What is required —
Wherever a line below holds the word "วเคล", copy that line.

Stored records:
----------------
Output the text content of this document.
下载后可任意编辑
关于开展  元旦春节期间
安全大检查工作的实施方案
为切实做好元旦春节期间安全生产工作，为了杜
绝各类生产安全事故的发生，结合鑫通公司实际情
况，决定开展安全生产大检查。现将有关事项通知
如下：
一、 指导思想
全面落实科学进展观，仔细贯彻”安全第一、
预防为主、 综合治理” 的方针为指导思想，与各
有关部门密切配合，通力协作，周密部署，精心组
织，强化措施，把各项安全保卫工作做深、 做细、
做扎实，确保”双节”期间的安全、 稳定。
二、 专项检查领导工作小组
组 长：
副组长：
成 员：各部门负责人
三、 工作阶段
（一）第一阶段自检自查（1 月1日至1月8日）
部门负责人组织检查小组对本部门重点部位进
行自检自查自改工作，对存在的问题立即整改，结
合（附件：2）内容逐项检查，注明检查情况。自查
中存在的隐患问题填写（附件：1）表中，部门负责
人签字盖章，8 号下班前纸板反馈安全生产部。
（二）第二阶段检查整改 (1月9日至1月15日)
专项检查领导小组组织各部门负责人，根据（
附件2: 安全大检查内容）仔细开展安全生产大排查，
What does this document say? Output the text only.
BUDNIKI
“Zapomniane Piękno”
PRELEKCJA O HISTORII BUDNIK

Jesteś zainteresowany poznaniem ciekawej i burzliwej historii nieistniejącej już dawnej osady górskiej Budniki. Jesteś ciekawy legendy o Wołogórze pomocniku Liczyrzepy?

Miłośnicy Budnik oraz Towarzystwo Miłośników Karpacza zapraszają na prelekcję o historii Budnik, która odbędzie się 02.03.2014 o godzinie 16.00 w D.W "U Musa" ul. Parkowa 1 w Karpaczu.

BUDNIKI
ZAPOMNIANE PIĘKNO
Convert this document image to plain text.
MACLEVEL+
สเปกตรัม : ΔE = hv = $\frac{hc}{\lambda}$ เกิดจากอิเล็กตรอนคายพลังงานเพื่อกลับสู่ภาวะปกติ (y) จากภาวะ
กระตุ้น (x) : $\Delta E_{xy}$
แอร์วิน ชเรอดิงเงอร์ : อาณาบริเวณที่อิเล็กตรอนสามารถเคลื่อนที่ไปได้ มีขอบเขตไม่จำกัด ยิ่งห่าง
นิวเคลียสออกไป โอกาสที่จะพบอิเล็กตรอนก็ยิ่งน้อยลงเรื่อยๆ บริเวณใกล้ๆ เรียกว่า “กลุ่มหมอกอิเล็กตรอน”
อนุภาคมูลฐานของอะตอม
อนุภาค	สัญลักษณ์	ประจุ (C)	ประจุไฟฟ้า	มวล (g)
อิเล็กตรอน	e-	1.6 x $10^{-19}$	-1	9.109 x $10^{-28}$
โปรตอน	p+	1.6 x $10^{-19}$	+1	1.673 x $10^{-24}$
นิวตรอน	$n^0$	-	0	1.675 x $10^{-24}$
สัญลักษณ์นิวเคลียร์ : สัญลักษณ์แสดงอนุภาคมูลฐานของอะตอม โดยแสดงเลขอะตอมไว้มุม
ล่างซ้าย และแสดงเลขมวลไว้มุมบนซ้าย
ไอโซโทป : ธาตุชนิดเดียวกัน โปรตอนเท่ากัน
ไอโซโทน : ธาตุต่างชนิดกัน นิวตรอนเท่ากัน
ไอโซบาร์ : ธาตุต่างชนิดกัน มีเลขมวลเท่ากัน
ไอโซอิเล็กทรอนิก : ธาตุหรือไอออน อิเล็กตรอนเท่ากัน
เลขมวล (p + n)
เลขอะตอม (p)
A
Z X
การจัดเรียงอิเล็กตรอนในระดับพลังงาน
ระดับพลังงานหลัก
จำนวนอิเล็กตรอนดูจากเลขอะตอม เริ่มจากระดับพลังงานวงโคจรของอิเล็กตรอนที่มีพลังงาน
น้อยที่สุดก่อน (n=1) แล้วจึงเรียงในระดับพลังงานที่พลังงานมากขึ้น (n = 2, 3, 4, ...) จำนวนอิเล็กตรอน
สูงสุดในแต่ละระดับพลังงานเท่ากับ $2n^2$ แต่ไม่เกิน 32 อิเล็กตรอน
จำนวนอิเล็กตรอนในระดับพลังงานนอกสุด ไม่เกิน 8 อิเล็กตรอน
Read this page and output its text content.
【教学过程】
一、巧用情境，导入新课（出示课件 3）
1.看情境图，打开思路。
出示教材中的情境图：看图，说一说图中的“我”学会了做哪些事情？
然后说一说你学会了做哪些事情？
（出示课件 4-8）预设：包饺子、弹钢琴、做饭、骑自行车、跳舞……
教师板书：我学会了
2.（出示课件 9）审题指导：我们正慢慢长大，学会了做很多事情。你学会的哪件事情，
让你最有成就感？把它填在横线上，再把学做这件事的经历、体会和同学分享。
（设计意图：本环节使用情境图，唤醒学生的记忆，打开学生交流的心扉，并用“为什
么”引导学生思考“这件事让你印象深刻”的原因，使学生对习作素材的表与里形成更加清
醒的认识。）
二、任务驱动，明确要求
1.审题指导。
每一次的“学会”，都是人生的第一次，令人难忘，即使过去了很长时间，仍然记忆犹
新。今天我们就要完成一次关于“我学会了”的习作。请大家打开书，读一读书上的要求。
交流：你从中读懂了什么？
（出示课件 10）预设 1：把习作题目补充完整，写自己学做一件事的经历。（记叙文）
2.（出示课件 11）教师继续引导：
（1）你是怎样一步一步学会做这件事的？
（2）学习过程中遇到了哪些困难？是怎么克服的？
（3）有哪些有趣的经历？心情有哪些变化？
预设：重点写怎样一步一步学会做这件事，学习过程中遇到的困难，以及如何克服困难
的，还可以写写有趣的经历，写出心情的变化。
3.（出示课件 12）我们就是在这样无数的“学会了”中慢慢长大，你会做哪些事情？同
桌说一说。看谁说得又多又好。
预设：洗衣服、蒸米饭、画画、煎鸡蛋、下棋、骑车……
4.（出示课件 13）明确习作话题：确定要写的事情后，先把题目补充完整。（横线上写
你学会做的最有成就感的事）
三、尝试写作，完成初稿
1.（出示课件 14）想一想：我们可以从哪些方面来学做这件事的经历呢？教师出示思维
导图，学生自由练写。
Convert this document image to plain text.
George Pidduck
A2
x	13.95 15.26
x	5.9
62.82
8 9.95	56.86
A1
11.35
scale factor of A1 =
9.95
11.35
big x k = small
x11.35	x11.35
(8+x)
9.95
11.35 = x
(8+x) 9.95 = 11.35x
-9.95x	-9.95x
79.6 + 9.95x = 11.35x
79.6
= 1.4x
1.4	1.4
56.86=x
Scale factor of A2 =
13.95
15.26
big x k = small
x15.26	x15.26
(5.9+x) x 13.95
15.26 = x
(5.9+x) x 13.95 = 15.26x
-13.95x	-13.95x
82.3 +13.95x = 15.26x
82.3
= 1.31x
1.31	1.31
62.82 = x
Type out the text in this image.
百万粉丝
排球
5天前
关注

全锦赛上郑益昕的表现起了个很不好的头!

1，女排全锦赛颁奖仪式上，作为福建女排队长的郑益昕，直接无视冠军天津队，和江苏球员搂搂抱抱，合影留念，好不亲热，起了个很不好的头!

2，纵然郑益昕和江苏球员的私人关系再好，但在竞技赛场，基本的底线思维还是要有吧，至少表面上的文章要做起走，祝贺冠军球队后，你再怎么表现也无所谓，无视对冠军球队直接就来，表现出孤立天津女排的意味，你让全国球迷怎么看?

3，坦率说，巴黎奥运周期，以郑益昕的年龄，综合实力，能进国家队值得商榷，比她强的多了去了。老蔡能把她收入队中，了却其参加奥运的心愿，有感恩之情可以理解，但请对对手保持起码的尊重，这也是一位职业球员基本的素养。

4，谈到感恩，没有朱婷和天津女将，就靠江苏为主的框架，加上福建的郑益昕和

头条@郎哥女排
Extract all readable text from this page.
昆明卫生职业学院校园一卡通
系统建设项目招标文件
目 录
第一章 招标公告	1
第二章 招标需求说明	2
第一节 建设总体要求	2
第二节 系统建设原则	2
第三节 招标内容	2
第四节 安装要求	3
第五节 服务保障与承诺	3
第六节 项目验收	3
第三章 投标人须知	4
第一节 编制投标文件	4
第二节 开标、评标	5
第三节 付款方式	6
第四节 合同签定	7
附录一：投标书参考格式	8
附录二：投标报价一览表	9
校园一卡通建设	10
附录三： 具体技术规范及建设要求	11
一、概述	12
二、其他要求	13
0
----------------
Answer in full —
นิวเคลียสออกไป โอกาสที่จะพบอิเล็กตรอนก็ยิ่งน้อยลงเรื่อยๆ บริเวณใกล้ๆ เรียกว่า “กลุ่มหมอกอิเล็กตรอน”
สัญลักษณ์นิวเคลียร์ : สัญลักษณ์แสดงอนุภาคมูลฐานของอะตอม โดยแสดงเลขอะตอมไว้มุม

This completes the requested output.